• The problem:
Return the listing below in full, with every line exactly as it is.

(Dataset items)
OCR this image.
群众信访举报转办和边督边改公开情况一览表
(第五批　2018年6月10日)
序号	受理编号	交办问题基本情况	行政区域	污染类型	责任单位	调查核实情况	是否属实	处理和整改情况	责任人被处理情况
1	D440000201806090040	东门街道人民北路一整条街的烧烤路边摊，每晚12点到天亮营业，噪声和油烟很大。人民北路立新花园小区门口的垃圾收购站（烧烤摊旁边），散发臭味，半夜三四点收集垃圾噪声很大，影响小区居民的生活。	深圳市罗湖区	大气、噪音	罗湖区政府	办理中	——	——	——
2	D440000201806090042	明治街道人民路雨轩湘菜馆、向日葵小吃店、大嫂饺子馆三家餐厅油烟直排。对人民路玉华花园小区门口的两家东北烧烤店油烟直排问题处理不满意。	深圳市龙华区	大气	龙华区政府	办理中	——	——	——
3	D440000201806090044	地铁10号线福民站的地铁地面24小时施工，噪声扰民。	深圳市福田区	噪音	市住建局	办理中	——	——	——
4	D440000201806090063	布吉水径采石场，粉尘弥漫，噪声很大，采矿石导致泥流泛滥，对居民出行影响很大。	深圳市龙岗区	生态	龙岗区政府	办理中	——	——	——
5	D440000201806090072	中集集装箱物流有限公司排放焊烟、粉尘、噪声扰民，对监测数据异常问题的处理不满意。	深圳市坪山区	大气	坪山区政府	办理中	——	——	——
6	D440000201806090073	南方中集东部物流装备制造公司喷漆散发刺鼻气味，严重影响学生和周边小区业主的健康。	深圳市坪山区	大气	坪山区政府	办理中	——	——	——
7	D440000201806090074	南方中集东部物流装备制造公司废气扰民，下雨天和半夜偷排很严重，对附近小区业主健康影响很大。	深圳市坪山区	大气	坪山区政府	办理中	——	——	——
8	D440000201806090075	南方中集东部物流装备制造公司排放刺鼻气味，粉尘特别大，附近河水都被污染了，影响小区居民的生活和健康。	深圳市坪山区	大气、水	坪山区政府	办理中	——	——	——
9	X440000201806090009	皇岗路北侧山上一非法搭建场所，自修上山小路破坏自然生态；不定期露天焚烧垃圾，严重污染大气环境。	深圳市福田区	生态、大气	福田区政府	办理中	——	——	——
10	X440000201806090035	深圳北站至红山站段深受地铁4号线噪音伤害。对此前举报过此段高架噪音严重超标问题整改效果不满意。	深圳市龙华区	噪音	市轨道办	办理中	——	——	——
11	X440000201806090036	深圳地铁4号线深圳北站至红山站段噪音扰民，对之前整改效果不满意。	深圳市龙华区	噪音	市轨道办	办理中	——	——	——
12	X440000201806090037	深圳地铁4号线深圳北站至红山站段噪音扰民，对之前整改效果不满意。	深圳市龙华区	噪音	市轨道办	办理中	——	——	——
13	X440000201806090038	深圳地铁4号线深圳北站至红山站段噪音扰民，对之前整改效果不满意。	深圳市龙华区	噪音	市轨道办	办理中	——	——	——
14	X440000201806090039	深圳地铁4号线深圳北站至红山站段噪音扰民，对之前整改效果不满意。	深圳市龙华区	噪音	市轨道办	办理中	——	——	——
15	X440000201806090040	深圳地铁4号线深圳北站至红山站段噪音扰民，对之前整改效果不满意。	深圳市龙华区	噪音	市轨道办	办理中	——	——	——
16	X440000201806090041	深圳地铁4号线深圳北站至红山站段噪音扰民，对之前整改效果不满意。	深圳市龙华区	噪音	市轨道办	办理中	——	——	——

• Expected output:
OCR this image.
群众信访举报转办和边督边改公开情况一览表
(第五批　2018年6月10日)
序号	受理编号	交办问题基本情况	行政区域	污染类型	责任单位	调查核实情况	是否属实	处理和整改情况	责任人被处理情况
1	D440000201806090040	东门街道人民北路一整条街的烧烤路边摊，每晚12点到天亮营业，噪声和油烟很大。人民北路立新花园小区门口的垃圾收购站（烧烤摊旁边），散发臭味，半夜三四点收集垃圾噪声很大，影响小区居民的生活。	深圳市罗湖区	大气、噪音	罗湖区政府	办理中	——	——	——
2	D440000201806090042	明治街道人民路雨轩湘菜馆、向日葵小吃店、大嫂饺子馆三家餐厅油烟直排。对人民路玉华花园小区门口的两家东北烧烤店油烟直排问题处理不满意。	深圳市龙华区	大气	龙华区政府	办理中	——	——	——
3	D440000201806090044	地铁10号线福民站的地铁地面24小时施工，噪声扰民。	深圳市福田区	噪音	市住建局	办理中	——	——	——
4	D440000201806090063	布吉水径采石场，粉尘弥漫，噪声很大，采矿石导致泥流泛滥，对居民出行影响很大。	深圳市龙岗区	生态	龙岗区政府	办理中	——	——	——
5	D440000201806090072	中集集装箱物流有限公司排放焊烟、粉尘、噪声扰民，对监测数据异常问题的处理不满意。	深圳市坪山区	大气	坪山区政府	办理中	——	——	——
6	D440000201806090073	南方中集东部物流装备制造公司喷漆散发刺鼻气味，严重影响学生和周边小区业主的健康。	深圳市坪山区	大气	坪山区政府	办理中	——	——	——
7	D440000201806090074	南方中集东部物流装备制造公司废气扰民，下雨天和半夜偷排很严重，对附近小区业主健康影响很大。	深圳市坪山区	大气	坪山区政府	办理中	——	——	——
8	D440000201806090075	南方中集东部物流装备制造公司排放刺鼻气味，粉尘特别大，附近河水都被污染了，影响小区居民的生活和健康。	深圳市坪山区	大气、水	坪山区政府	办理中	——	——	——
9	X440000201806090009	皇岗路北侧山上一非法搭建场所，自修上山小路破坏自然生态；不定期露天焚烧垃圾，严重污染大气环境。	深圳市福田区	生态、大气	福田区政府	办理中	——	——	——
10	X440000201806090035	深圳北站至红山站段深受地铁4号线噪音伤害。对此前举报过此段高架噪音严重超标问题整改效果不满意。	深圳市龙华区	噪音	市轨道办	办理中	——	——	——
11	X440000201806090036	深圳地铁4号线深圳北站至红山站段噪音扰民，对之前整改效果不满意。	深圳市龙华区	噪音	市轨道办	办理中	——	——	——
12	X440000201806090037	深圳地铁4号线深圳北站至红山站段噪音扰民，对之前整改效果不满意。	深圳市龙华区	噪音	市轨道办	办理中	——	——	——
13	X440000201806090038	深圳地铁4号线深圳北站至红山站段噪音扰民，对之前整改效果不满意。	深圳市龙华区	噪音	市轨道办	办理中	——	——	——
14	X440000201806090039	深圳地铁4号线深圳北站至红山站段噪音扰民，对之前整改效果不满意。	深圳市龙华区	噪音	市轨道办	办理中	——	——	——
15	X440000201806090040	深圳地铁4号线深圳北站至红山站段噪音扰民，对之前整改效果不满意。	深圳市龙华区	噪音	市轨道办	办理中	——	——	——
16	X440000201806090041	深圳地铁4号线深圳北站至红山站段噪音扰民，对之前整改效果不满意。	深圳市龙华区	噪音	市轨道办	办理中	——	——	——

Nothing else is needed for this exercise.